*WHAT THE TASK REQUIRES*. Search the material below for the word "schulrednerisch". Copy every line that has it.

Stored entries:
• • •
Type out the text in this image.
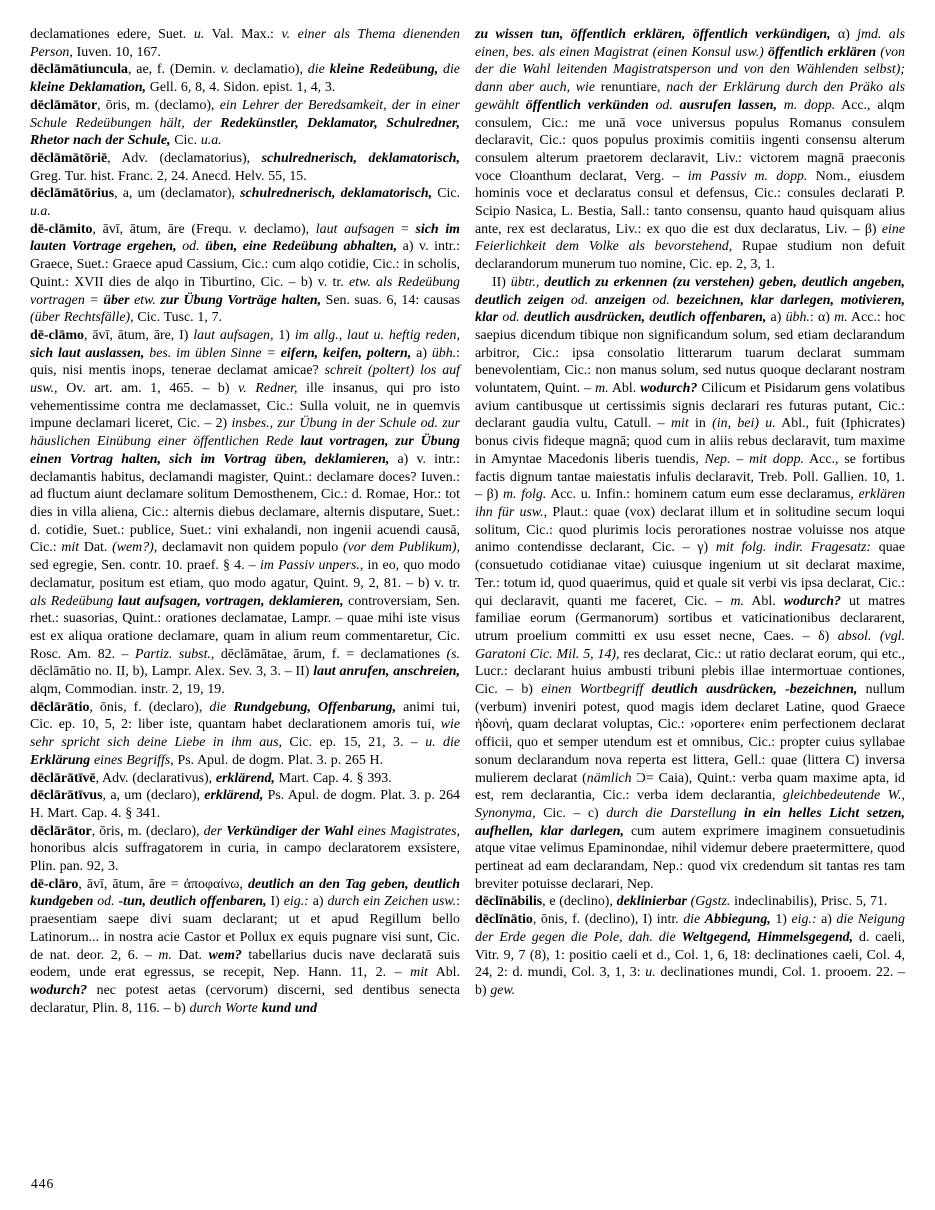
declamationes edere, Suet. u. Val. Max.: v. einer als Thema dienenden Person, Iuven. 10, 167.

dēclāmātiuncula, ae, f. (Demin. v. declamatio), die kleine Redeübung, die kleine Deklamation, Gell. 6, 8, 4. Sidon. epist. 1, 4, 3.

dēclāmātor, ōris, m. (declamo), ein Lehrer der Beredsamkeit, der in einer Schule Redeübungen hält, der Redekünstler, Deklamator, Schulredner, Rhetor nach der Schule, Cic. u.a.

dēclāmātōriē, Adv. (declamatorius), schulrednerisch, deklamatorisch, Greg. Tur. hist. Franc. 2, 24. Anecd. Helv. 55, 15.

dēclāmātōrius, a, um (declamator), schulrednerisch, deklamatorisch, Cic. u.a.

dē-clāmito, āvī, ātum, āre (Frequ. v. declamo), laut aufsagen = sich im lauten Vortrage ergehen, od. üben, eine Redeübung abhalten, a) v. intr.: Graece, Suet.: Graece apud Cassium, Cic.: cum alqo cotidie, Cic.: in scholis, Quint.: XVII dies de alqo in Tiburtino, Cic. – b) v. tr. etw. als Redeübung vortragen = über etw. zur Übung Vorträge halten, Sen. suas. 6, 14: causas (über Rechtsfälle), Cic. Tusc. 1, 7.

dē-clāmo, āvī, ātum, āre, I) laut aufsagen, 1) im allg., laut u. heftig reden, sich laut auslassen, bes. im üblen Sinne = eifern, keifen, poltern, a) übh.: quis, nisi mentis inops, tenerae declamat amicae? schreit (poltert) los auf usw., Ov. art. am. 1, 465. – b) v. Redner, ille insanus, qui pro isto vehementissime contra me declamasset, Cic.: Sulla voluit, ne in quemvis impune declamari liceret, Cic. – 2) insbes., zur Übung in der Schule od. zur häuslichen Einübung einer öffentlichen Rede laut vortragen, zur Übung einen Vortrag halten, sich im Vortrag üben, deklamieren, a) v. intr.: declamantis habitus, declamandi magister, Quint.: declamare doces? Iuven.: ad fluctum aiunt declamare solitum Demosthenem, Cic.: d. Romae, Hor.: tot dies in villa aliena, Cic.: alternis diebus declamare, alternis disputare, Suet.: d. cotidie, Suet.: publice, Suet.: vini exhalandi, non ingenii acuendi causā, Cic.: mit Dat. (wem?), declamavit non quidem populo (vor dem Publikum), sed egregie, Sen. contr. 10. praef. § 4. – im Passiv unpers., in eo, quo modo declamatur, positum est etiam, quo modo agatur, Quint. 9, 2, 81. – b) v. tr. als Redeübung laut aufsagen, vortragen, deklamieren, controversiam, Sen. rhet.: suasorias, Quint.: orationes declamatae, Lampr. – quae mihi iste visus est ex aliqua oratione declamare, quam in alium reum commentaretur, Cic. Rosc. Am. 82. – Partiz. subst., dēclāmātae, ārum, f. = declamationes (s. dēclāmātio no. II, b), Lampr. Alex. Sev. 3, 3. – II) laut anrufen, anschreien, alqm, Commodian. instr. 2, 19, 19.

dēclārātio, ōnis, f. (declaro), die Rundgebung, Offenbarung, animi tui, Cic. ep. 10, 5, 2: liber iste, quantam habet declarationem amoris tui, wie sehr spricht sich deine Liebe in ihm aus, Cic. ep. 15, 21, 3. – u. die Erklärung eines Begriffs, Ps. Apul. de dogm. Plat. 3. p. 265 H.

dēclārātīvē, Adv. (declarativus), erklärend, Mart. Cap. 4. § 393.

dēclārātīvus, a, um (declaro), erklärend, Ps. Apul. de dogm. Plat. 3. p. 264 H. Mart. Cap. 4. § 341.

dēclārātor, ōris, m. (declaro), der Verkündiger der Wahl eines Magistrates, honoribus alcis suffragatorem in curia, in campo declaratorem exsistere, Plin. pan. 92, 3.

dē-clāro, āvī, ātum, āre = ἀποφαίνω, deutlich an den Tag geben, deutlich kundgeben od. -tun, deutlich offenbaren, I) eig.: a) durch ein Zeichen usw.: praesentiam saepe divi suam declarant; ut et apud Regillum bello Latinorum... in nostra acie Castor et Pollux ex equis pugnare visi sunt, Cic. de nat. deor. 2, 6. – m. Dat. wem? tabellarius ducis nave declaratā suis eodem, unde erat egressus, se recepit, Nep. Hann. 11, 2. – mit Abl. wodurch? nec potest aetas (cervorum) discerni, sed dentibus senecta declaratur, Plin. 8, 116. – b) durch Worte kund und

zu wissen tun, öffentlich erklären, öffentlich verkündigen, α) jmd. als einen, bes. als einen Magistrat (einen Konsul usw.) öffentlich erklären (von der die Wahl leitenden Magistratsperson und von den Wählenden selbst); dann aber auch, wie renuntiare, nach der Erklärung durch den Präko als gewählt öffentlich verkünden od. ausrufen lassen, m. dopp. Acc., alqm consulem, Cic.: me unā voce universus populus Romanus consulem declaravit, Cic.: quos populus proximis comitiis ingenti consensu alterum consulem alterum praetorem declaravit, Liv.: victorem magnā praeconis voce Cloanthum declarat, Verg. – im Passiv m. dopp. Nom., eiusdem hominis voce et declaratus consul et defensus, Cic.: consules declarati P. Scipio Nasica, L. Bestia, Sall.: tanto consensu, quanto haud quisquam alius ante, rex est declaratus, Liv.: ex quo die est dux declaratus, Liv. – β) eine Feierlichkeit dem Volke als bevorstehend, Rupae studium non defuit declarandorum munerum tuo nomine, Cic. ep. 2, 3, 1.

II) übtr., deutlich zu erkennen (zu verstehen) geben, deutlich angeben, deutlich zeigen od. anzeigen od. bezeichnen, klar darlegen, motivieren, klar od. deutlich ausdrücken, deutlich offenbaren, a) übh.: α) m. Acc.: hoc saepius dicendum tibique non significandum solum, sed etiam declarandum arbitror, Cic.: ipsa consolatio litterarum tuarum declarat summam benevolentiam, Cic.: non manus solum, sed nutus quoque declarant nostram voluntatem, Quint. – m. Abl. wodurch? Cilicum et Pisidarum gens volatibus avium cantibusque ut certissimis signis declarari res futuras putant, Cic.: declarant gaudia vultu, Catull. – mit in (in, bei) u. Abl., fuit (Iphicrates) bonus civis fideque magnā; quod cum in aliis rebus declaravit, tum maxime in Amyntae Macedonis liberis tuendis, Nep. – mit dopp. Acc., se fortibus factis dignum tantae maiestatis infulis declaravit, Treb. Poll. Gallien. 10, 1. – β) m. folg. Acc. u. Infin.: hominem catum eum esse declaramus, erklären ihn für usw., Plaut.: quae (vox) declarat illum et in solitudine secum loqui solitum, Cic.: quod plurimis locis perorationes nostrae voluisse nos atque animo contendisse declarant, Cic. – γ) mit folg. indir. Fragesatz: quae (consuetudo cotidianae vitae) cuiusque ingenium ut sit declarat maxime, Ter.: totum id, quod quaerimus, quid et quale sit verbi vis ipsa declarat, Cic.: qui declaravit, quanti me faceret, Cic. – m. Abl. wodurch? ut matres familiae eorum (Germanorum) sortibus et vaticinationibus declararent, utrum proelium committi ex usu esset necne, Caes. – δ) absol. (vgl. Garatoni Cic. Mil. 5, 14), res declarat, Cic.: ut ratio declarat eorum, qui etc., Lucr.: declarant huius ambusti tribuni plebis illae intermortuae contiones, Cic. – b) einen Wortbegriff deutlich ausdrücken, -bezeichnen, nullum (verbum) inveniri potest, quod magis idem declaret Latine, quod Graece ἡδονή, quam declarat voluptas, Cic.: ›oportere‹ enim perfectionem declarat officii, quo et semper utendum est et omnibus, Cic.: propter cuius syllabae sonum declarandum nova reperta est littera, Gell.: quae (littera C) inversa mulierem declarat (nämlich Ɔ= Caia), Quint.: verba quam maxime apta, id est, rem declarantia, Cic.: verba idem declarantia, gleichbedeutende W., Synonyma, Cic. – c) durch die Darstellung in ein helles Licht setzen, aufhellen, klar darlegen, cum autem exprimere imaginem consuetudinis atque vitae velimus Epaminondae, nihil videmur debere praetermittere, quod pertineat ad eam declarandam, Nep.: quod vix credendum sit tantas res tam breviter potuisse declarari, Nep.

dēclīnābilis, e (declino), deklinierbar (Ggstz. indeclinabilis), Prisc. 5, 71.

dēclīnātio, ōnis, f. (declino), I) intr. die Abbiegung, 1) eig.: a) die Neigung der Erde gegen die Pole, dah. die Weltgegend, Himmelsgegend, d. caeli, Vitr. 9, 7 (8), 1: positio caeli et d., Col. 1, 6, 18: declinationes caeli, Col. 4, 24, 2: d. mundi, Col. 3, 1, 3: u. declinationes mundi, Col. 1. prooem. 22. – b) gew.

446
• • •
*EXERCISE RESULT*.
dēclāmātōriē, Adv. (declamatorius), schulrednerisch, deklamatorisch, Greg. Tur. hist. Franc. 2, 24. Anecd. Helv. 55, 15.
dēclāmātōrius, a, um (declamator), schulrednerisch, deklamatorisch, Cic. u.a.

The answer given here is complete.